§ **SHORT PROBLEM**: Write out all the material exactly. Leave nothing out.

====== RECORDS TO PROCESS

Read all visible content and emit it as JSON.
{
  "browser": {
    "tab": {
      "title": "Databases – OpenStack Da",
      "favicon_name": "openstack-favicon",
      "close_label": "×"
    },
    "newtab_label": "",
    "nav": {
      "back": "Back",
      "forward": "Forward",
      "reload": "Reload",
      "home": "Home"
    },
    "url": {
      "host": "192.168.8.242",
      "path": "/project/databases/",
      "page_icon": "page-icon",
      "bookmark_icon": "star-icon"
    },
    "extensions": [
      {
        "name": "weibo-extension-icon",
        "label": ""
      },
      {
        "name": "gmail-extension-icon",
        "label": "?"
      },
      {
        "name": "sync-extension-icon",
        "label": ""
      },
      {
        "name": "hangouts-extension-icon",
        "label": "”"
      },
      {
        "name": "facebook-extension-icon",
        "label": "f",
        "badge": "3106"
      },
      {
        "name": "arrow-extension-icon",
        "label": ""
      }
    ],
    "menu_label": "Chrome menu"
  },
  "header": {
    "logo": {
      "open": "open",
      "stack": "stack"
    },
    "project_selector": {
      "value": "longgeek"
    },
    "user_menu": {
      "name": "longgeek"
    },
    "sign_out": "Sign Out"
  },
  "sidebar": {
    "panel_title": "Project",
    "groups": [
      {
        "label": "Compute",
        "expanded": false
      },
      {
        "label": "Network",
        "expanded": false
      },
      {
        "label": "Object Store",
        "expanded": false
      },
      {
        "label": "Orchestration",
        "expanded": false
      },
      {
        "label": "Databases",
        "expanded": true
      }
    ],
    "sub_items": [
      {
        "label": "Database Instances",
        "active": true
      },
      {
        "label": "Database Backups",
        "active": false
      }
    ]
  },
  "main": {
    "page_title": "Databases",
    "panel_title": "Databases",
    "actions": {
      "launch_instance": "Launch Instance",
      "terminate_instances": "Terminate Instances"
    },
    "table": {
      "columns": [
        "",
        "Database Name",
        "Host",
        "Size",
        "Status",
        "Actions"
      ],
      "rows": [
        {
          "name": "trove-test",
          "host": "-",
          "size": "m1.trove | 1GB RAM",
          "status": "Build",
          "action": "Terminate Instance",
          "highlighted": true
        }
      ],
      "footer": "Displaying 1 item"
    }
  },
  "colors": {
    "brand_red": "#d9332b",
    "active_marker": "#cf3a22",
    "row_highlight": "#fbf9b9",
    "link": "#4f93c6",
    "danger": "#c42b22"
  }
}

============

§ **TASK RESPONSE**:
Read all visible content and emit it as JSON.
{
  "browser": {
    "tab": {
      "title": "Databases – OpenStack Da",
      "favicon_name": "openstack-favicon",
      "close_label": "×"
    },
    "newtab_label": "",
    "nav": {
      "back": "Back",
      "forward": "Forward",
      "reload": "Reload",
      "home": "Home"
    },
    "url": {
      "host": "192.168.8.242",
      "path": "/project/databases/",
      "page_icon": "page-icon",
      "bookmark_icon": "star-icon"
    },
    "extensions": [
      {
        "name": "weibo-extension-icon",
        "label": ""
      },
      {
        "name": "gmail-extension-icon",
        "label": "?"
      },
      {
        "name": "sync-extension-icon",
        "label": ""
      },
      {
        "name": "hangouts-extension-icon",
        "label": "”"
      },
      {
        "name": "facebook-extension-icon",
        "label": "f",
        "badge": "3106"
      },
      {
        "name": "arrow-extension-icon",
        "label": ""
      }
    ],
    "menu_label": "Chrome menu"
  },
  "header": {
    "logo": {
      "open": "open",
      "stack": "stack"
    },
    "project_selector": {
      "value": "longgeek"
    },
    "user_menu": {
      "name": "longgeek"
    },
    "sign_out": "Sign Out"
  },
  "sidebar": {
    "panel_title": "Project",
    "groups": [
      {
        "label": "Compute",
        "expanded": false
      },
      {
        "label": "Network",
        "expanded": false
      },
      {
        "label": "Object Store",
        "expanded": false
      },
      {
        "label": "Orchestration",
        "expanded": false
      },
      {
        "label": "Databases",
        "expanded": true
      }
    ],
    "sub_items": [
      {
        "label": "Database Instances",
        "active": true
      },
      {
        "label": "Database Backups",
        "active": false
      }
    ]
  },
  "main": {
    "page_title": "Databases",
    "panel_title": "Databases",
    "actions": {
      "launch_instance": "Launch Instance",
      "terminate_instances": "Terminate Instances"
    },
    "table": {
      "columns": [
        "",
        "Database Name",
        "Host",
        "Size",
        "Status",
        "Actions"
      ],
      "rows": [
        {
          "name": "trove-test",
          "host": "-",
          "size": "m1.trove | 1GB RAM",
          "status": "Build",
          "action": "Terminate Instance",
          "highlighted": true
        }
      ],
      "footer": "Displaying 1 item"
    }
  },
  "colors": {
    "brand_red": "#d9332b",
    "active_marker": "#cf3a22",
    "row_highlight": "#fbf9b9",
    "link": "#4f93c6",
    "danger": "#c42b22"
  }
}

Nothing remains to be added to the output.